▶ REQUEST: Copy out every line in which the string "hier" occurs.

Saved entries
* * *

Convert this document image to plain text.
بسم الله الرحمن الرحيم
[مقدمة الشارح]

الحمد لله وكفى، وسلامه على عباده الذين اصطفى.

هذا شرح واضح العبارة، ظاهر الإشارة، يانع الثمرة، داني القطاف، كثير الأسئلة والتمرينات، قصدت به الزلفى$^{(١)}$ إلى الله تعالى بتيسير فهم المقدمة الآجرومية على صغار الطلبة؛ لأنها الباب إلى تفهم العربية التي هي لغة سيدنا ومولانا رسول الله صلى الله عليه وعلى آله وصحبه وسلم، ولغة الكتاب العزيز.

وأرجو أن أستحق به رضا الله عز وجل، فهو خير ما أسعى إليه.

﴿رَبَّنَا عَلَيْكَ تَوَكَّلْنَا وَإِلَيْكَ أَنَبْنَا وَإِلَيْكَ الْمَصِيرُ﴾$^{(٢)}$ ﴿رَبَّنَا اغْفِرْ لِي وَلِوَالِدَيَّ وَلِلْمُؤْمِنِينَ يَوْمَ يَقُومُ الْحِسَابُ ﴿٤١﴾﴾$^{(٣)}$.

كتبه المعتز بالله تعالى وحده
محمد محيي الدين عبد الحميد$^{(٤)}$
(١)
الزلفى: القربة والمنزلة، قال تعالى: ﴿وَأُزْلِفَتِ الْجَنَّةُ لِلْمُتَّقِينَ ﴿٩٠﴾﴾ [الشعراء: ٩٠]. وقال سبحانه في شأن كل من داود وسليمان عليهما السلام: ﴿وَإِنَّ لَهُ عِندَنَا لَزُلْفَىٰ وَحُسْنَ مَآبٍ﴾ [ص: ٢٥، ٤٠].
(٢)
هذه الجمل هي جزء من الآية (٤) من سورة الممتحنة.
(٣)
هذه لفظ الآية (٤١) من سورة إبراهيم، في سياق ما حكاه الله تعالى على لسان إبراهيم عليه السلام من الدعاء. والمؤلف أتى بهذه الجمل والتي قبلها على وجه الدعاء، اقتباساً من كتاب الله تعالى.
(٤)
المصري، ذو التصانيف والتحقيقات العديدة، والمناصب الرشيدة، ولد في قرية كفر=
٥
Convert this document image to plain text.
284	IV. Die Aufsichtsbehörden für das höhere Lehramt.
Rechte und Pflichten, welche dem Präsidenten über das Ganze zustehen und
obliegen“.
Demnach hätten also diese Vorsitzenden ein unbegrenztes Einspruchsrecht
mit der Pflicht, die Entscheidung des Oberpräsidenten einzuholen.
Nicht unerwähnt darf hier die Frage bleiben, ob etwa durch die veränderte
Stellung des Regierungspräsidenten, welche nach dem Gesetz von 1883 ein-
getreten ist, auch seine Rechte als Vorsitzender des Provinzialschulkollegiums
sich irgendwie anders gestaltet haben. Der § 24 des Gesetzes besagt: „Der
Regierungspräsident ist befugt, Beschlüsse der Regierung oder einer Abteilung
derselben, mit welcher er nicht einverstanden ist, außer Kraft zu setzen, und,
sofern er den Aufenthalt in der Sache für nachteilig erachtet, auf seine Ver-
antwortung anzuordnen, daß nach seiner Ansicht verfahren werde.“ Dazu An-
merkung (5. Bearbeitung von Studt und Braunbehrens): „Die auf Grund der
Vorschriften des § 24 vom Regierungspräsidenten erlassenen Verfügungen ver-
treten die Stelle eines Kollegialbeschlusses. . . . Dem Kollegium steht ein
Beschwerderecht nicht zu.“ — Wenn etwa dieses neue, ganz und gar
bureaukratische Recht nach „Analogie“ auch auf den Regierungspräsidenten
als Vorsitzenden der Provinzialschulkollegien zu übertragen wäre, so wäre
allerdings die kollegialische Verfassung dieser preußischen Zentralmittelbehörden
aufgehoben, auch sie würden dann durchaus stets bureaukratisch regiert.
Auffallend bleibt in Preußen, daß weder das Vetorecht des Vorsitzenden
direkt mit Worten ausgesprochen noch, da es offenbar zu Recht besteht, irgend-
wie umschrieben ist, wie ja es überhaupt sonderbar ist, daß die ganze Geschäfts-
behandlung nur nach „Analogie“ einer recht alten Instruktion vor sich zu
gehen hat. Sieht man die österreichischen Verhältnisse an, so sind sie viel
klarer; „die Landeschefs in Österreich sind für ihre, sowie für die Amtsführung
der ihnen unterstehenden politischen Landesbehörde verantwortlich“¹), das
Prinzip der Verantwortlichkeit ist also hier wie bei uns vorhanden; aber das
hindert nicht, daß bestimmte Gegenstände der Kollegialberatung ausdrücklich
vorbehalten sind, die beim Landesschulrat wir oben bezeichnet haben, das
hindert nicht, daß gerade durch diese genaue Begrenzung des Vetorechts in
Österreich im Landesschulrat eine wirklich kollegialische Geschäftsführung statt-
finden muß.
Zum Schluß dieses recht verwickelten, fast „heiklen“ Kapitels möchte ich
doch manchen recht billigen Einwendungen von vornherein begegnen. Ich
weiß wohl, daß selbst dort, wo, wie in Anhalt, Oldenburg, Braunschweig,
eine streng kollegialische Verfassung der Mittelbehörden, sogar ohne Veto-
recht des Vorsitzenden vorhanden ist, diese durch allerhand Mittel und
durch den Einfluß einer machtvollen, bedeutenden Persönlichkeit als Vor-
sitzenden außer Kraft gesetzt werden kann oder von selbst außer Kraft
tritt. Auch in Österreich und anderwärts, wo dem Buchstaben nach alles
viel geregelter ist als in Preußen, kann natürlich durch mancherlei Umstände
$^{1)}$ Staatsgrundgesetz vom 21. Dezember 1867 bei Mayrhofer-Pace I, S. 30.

* * *

▶ RIGHT ANSWER:
Nicht unerwähnt darf hier die Frage bleiben, ob etwa durch die veränderte
Prinzip der Verantwortlichkeit ist also hier wie bei uns vorhanden; aber das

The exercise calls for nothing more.